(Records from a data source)
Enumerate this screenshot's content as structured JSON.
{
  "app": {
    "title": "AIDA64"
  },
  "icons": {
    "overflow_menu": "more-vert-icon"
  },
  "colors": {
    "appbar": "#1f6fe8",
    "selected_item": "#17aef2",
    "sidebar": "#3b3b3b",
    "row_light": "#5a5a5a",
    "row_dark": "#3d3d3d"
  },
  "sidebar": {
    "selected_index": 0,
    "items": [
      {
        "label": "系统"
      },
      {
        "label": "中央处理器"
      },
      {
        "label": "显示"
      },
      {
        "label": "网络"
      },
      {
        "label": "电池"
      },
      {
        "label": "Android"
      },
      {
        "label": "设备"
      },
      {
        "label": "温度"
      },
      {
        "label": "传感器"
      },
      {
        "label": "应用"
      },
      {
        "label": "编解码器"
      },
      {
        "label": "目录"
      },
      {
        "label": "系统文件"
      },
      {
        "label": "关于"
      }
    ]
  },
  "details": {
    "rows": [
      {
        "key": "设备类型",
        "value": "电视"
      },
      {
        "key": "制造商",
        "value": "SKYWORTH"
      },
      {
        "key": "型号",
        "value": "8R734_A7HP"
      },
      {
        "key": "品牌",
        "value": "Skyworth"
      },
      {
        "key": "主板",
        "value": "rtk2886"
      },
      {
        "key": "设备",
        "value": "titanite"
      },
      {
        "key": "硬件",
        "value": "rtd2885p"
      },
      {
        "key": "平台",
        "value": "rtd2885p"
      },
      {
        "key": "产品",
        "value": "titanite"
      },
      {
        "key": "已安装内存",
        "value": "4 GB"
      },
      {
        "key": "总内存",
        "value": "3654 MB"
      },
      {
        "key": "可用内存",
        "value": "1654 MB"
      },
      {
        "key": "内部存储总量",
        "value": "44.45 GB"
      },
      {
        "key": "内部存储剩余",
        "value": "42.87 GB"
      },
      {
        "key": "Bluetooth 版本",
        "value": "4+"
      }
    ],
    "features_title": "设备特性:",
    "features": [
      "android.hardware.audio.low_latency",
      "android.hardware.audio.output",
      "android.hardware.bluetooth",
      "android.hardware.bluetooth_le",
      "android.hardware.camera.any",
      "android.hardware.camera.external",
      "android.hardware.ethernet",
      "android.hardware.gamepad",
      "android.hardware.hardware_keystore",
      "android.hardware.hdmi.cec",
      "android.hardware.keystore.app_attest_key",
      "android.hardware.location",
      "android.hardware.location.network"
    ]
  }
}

* **Given request**:
Copy every line from the entries that contains the word "location".

* **Expected output**:
      "android.hardware.location",
      "android.hardware.location.network"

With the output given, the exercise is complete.